Instruction>
Make an exact copy of all the material below, apart from the pictures.

-- START --

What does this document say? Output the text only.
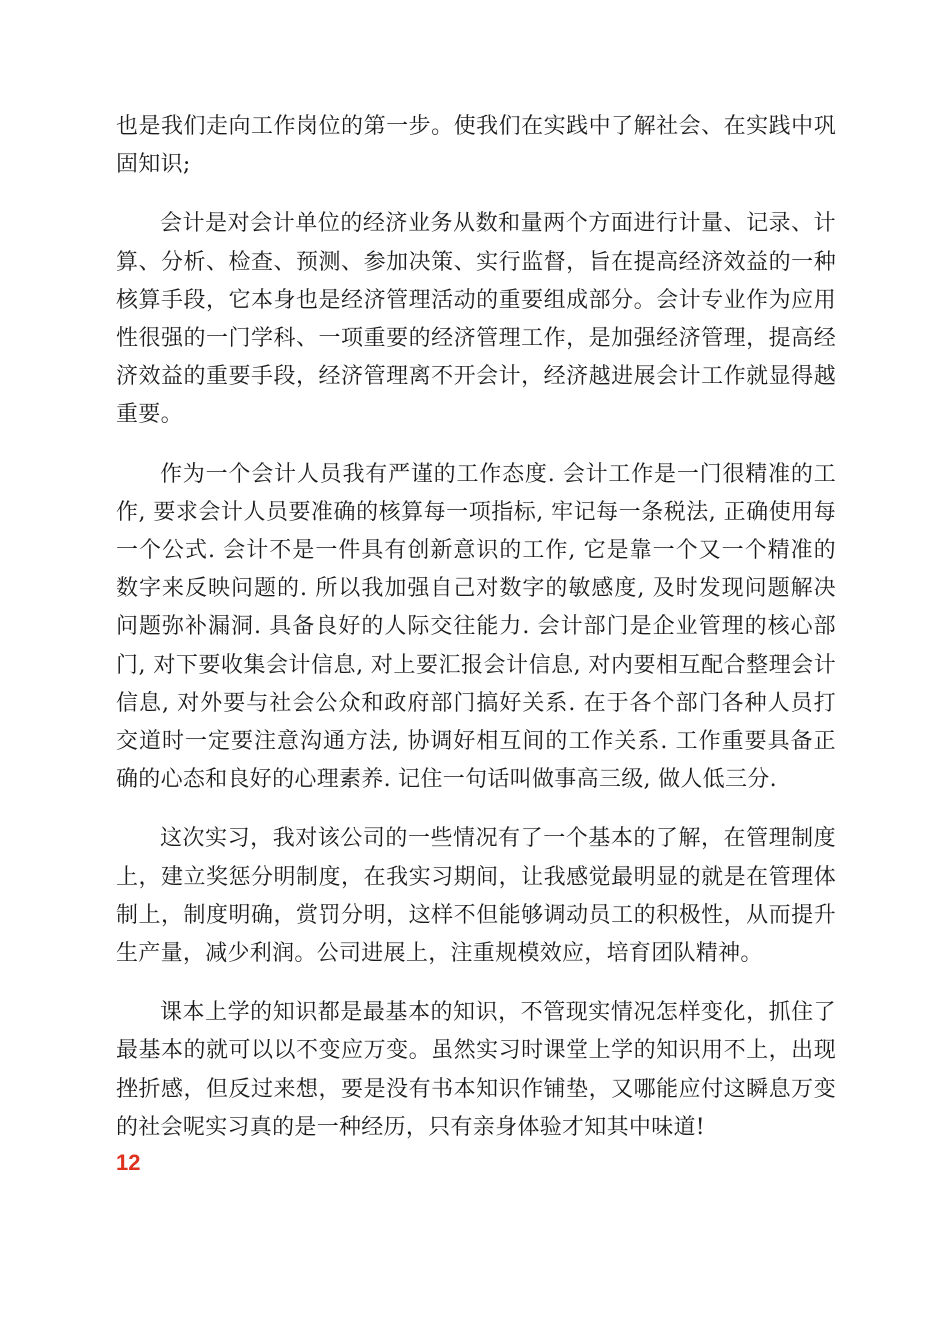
也是我们走向工作岗位的第一步。使我们在实践中了解社会、在实践中巩固知识;

会计是对会计单位的经济业务从数和量两个方面进行计量、记录、计算、分析、检查、预测、参加决策、实行监督，旨在提高经济效益的一种核算手段，它本身也是经济管理活动的重要组成部分。会计专业作为应用性很强的一门学科、一项重要的经济管理工作，是加强经济管理，提高经济效益的重要手段，经济管理离不开会计，经济越进展会计工作就显得越重要。

作为一个会计人员我有严谨的工作态度. 会计工作是一门很精准的工作, 要求会计人员要准确的核算每一项指标, 牢记每一条税法, 正确使用每一个公式. 会计不是一件具有创新意识的工作, 它是靠一个又一个精准的数字来反映问题的. 所以我加强自己对数字的敏感度, 及时发现问题解决问题弥补漏洞. 具备良好的人际交往能力. 会计部门是企业管理的核心部门, 对下要收集会计信息, 对上要汇报会计信息, 对内要相互配合整理会计信息, 对外要与社会公众和政府部门搞好关系. 在于各个部门各种人员打交道时一定要注意沟通方法, 协调好相互间的工作关系. 工作重要具备正确的心态和良好的心理素养. 记住一句话叫做事高三级, 做人低三分.

这次实习，我对该公司的一些情况有了一个基本的了解，在管理制度上，建立奖惩分明制度，在我实习期间，让我感觉最明显的就是在管理体制上，制度明确，赏罚分明，这样不但能够调动员工的积极性，从而提升生产量，减少利润。公司进展上，注重规模效应，培育团队精神。

课本上学的知识都是最基本的知识，不管现实情况怎样变化，抓住了最基本的就可以以不变应万变。虽然实习时课堂上学的知识用不上，出现挫折感，但反过来想，要是没有书本知识作铺垫，又哪能应付这瞬息万变的社会呢实习真的是一种经历，只有亲身体验才知其中味道!

12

-- END --

Solution to this problem>
What does this document say? Output the text only.
也是我们走向工作岗位的第一步。使我们在实践中了解社会、在实践中巩固知识;

会计是对会计单位的经济业务从数和量两个方面进行计量、记录、计算、分析、检查、预测、参加决策、实行监督，旨在提高经济效益的一种核算手段，它本身也是经济管理活动的重要组成部分。会计专业作为应用性很强的一门学科、一项重要的经济管理工作，是加强经济管理，提高经济效益的重要手段，经济管理离不开会计，经济越进展会计工作就显得越重要。

作为一个会计人员我有严谨的工作态度. 会计工作是一门很精准的工作, 要求会计人员要准确的核算每一项指标, 牢记每一条税法, 正确使用每一个公式. 会计不是一件具有创新意识的工作, 它是靠一个又一个精准的数字来反映问题的. 所以我加强自己对数字的敏感度, 及时发现问题解决问题弥补漏洞. 具备良好的人际交往能力. 会计部门是企业管理的核心部门, 对下要收集会计信息, 对上要汇报会计信息, 对内要相互配合整理会计信息, 对外要与社会公众和政府部门搞好关系. 在于各个部门各种人员打交道时一定要注意沟通方法, 协调好相互间的工作关系. 工作重要具备正确的心态和良好的心理素养. 记住一句话叫做事高三级, 做人低三分.

这次实习，我对该公司的一些情况有了一个基本的了解，在管理制度上，建立奖惩分明制度，在我实习期间，让我感觉最明显的就是在管理体制上，制度明确，赏罚分明，这样不但能够调动员工的积极性，从而提升生产量，减少利润。公司进展上，注重规模效应，培育团队精神。

课本上学的知识都是最基本的知识，不管现实情况怎样变化，抓住了最基本的就可以以不变应万变。虽然实习时课堂上学的知识用不上，出现挫折感，但反过来想，要是没有书本知识作铺垫，又哪能应付这瞬息万变的社会呢实习真的是一种经历，只有亲身体验才知其中味道!

12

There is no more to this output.